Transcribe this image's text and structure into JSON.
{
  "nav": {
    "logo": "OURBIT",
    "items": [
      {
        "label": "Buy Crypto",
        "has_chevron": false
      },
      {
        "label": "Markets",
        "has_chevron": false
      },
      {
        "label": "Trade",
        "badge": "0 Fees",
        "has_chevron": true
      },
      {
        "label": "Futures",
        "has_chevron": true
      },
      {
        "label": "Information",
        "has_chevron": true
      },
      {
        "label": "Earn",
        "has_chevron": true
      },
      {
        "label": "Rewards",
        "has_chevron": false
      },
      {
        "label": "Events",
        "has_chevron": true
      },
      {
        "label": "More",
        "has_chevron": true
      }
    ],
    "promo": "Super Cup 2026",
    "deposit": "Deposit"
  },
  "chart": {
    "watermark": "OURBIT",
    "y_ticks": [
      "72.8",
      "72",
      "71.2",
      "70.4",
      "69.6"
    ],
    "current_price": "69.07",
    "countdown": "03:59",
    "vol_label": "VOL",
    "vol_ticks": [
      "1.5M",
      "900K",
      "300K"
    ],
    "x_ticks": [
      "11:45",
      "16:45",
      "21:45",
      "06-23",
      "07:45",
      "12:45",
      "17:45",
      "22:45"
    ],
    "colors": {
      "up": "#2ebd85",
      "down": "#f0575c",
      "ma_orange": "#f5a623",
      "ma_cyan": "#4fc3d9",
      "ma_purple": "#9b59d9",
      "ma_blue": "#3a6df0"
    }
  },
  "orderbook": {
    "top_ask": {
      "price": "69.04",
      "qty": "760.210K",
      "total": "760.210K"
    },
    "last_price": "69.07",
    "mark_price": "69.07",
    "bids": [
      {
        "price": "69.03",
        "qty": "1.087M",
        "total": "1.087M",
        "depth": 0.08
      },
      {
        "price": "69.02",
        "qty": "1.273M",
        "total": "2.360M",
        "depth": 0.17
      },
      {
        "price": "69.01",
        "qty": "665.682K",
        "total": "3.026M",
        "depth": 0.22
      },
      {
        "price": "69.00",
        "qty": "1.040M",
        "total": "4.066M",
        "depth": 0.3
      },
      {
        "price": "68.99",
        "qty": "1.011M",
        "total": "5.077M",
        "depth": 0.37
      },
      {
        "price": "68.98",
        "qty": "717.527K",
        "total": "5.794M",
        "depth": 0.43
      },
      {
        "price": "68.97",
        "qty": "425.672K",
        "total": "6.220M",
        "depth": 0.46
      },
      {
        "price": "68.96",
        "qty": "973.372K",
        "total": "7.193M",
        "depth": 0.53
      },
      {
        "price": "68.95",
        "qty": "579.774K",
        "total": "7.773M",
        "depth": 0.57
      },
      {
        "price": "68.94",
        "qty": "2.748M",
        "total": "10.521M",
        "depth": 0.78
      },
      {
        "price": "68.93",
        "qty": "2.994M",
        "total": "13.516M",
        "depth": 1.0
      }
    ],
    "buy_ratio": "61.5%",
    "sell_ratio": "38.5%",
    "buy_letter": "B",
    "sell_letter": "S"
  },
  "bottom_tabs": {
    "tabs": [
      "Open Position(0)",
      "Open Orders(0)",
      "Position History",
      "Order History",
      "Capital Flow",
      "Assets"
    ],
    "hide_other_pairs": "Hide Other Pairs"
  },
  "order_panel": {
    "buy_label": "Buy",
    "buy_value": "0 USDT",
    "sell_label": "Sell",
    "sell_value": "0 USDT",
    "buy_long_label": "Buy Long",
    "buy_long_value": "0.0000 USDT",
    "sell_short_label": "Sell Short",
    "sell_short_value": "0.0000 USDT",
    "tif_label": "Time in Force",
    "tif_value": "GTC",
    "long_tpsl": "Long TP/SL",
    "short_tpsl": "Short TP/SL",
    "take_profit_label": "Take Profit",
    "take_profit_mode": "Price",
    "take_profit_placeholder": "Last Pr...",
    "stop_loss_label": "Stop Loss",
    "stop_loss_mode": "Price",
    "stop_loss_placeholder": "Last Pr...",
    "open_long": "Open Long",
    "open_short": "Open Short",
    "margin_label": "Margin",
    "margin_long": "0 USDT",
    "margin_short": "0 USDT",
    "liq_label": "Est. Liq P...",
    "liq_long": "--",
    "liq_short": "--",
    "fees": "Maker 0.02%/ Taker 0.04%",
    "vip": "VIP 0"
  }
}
┄┄┄┄┄┄┄┄┄┄
Exercise prompt: Reproduce the material exactly, with every line intact.

The reply:
Transcribe this image's text and structure into JSON.
{
  "nav": {
    "logo": "OURBIT",
    "items": [
      {
        "label": "Buy Crypto",
        "has_chevron": false
      },
      {
        "label": "Markets",
        "has_chevron": false
      },
      {
        "label": "Trade",
        "badge": "0 Fees",
        "has_chevron": true
      },
      {
        "label": "Futures",
        "has_chevron": true
      },
      {
        "label": "Information",
        "has_chevron": true
      },
      {
        "label": "Earn",
        "has_chevron": true
      },
      {
        "label": "Rewards",
        "has_chevron": false
      },
      {
        "label": "Events",
        "has_chevron": true
      },
      {
        "label": "More",
        "has_chevron": true
      }
    ],
    "promo": "Super Cup 2026",
    "deposit": "Deposit"
  },
  "chart": {
    "watermark": "OURBIT",
    "y_ticks": [
      "72.8",
      "72",
      "71.2",
      "70.4",
      "69.6"
    ],
    "current_price": "69.07",
    "countdown": "03:59",
    "vol_label": "VOL",
    "vol_ticks": [
      "1.5M",
      "900K",
      "300K"
    ],
    "x_ticks": [
      "11:45",
      "16:45",
      "21:45",
      "06-23",
      "07:45",
      "12:45",
      "17:45",
      "22:45"
    ],
    "colors": {
      "up": "#2ebd85",
      "down": "#f0575c",
      "ma_orange": "#f5a623",
      "ma_cyan": "#4fc3d9",
      "ma_purple": "#9b59d9",
      "ma_blue": "#3a6df0"
    }
  },
  "orderbook": {
    "top_ask": {
      "price": "69.04",
      "qty": "760.210K",
      "total": "760.210K"
    },
    "last_price": "69.07",
    "mark_price": "69.07",
    "bids": [
      {
        "price": "69.03",
        "qty": "1.087M",
        "total": "1.087M",
        "depth": 0.08
      },
      {
        "price": "69.02",
        "qty": "1.273M",
        "total": "2.360M",
        "depth": 0.17
      },
      {
        "price": "69.01",
        "qty": "665.682K",
        "total": "3.026M",
        "depth": 0.22
      },
      {
        "price": "69.00",
        "qty": "1.040M",
        "total": "4.066M",
        "depth": 0.3
      },
      {
        "price": "68.99",
        "qty": "1.011M",
        "total": "5.077M",
        "depth": 0.37
      },
      {
        "price": "68.98",
        "qty": "717.527K",
        "total": "5.794M",
        "depth": 0.43
      },
      {
        "price": "68.97",
        "qty": "425.672K",
        "total": "6.220M",
        "depth": 0.46
      },
      {
        "price": "68.96",
        "qty": "973.372K",
        "total": "7.193M",
        "depth": 0.53
      },
      {
        "price": "68.95",
        "qty": "579.774K",
        "total": "7.773M",
        "depth": 0.57
      },
      {
        "price": "68.94",
        "qty": "2.748M",
        "total": "10.521M",
        "depth": 0.78
      },
      {
        "price": "68.93",
        "qty": "2.994M",
        "total": "13.516M",
        "depth": 1.0
      }
    ],
    "buy_ratio": "61.5%",
    "sell_ratio": "38.5%",
    "buy_letter": "B",
    "sell_letter": "S"
  },
  "bottom_tabs": {
    "tabs": [
      "Open Position(0)",
      "Open Orders(0)",
      "Position History",
      "Order History",
      "Capital Flow",
      "Assets"
    ],
    "hide_other_pairs": "Hide Other Pairs"
  },
  "order_panel": {
    "buy_label": "Buy",
    "buy_value": "0 USDT",
    "sell_label": "Sell",
    "sell_value": "0 USDT",
    "buy_long_label": "Buy Long",
    "buy_long_value": "0.0000 USDT",
    "sell_short_label": "Sell Short",
    "sell_short_value": "0.0000 USDT",
    "tif_label": "Time in Force",
    "tif_value": "GTC",
    "long_tpsl": "Long TP/SL",
    "short_tpsl": "Short TP/SL",
    "take_profit_label": "Take Profit",
    "take_profit_mode": "Price",
    "take_profit_placeholder": "Last Pr...",
    "stop_loss_label": "Stop Loss",
    "stop_loss_mode": "Price",
    "stop_loss_placeholder": "Last Pr...",
    "open_long": "Open Long",
    "open_short": "Open Short",
    "margin_label": "Margin",
    "margin_long": "0 USDT",
    "margin_short": "0 USDT",
    "liq_label": "Est. Liq P...",
    "liq_long": "--",
    "liq_short": "--",
    "fees": "Maker 0.02%/ Taker 0.04%",
    "vip": "VIP 0"
  }
}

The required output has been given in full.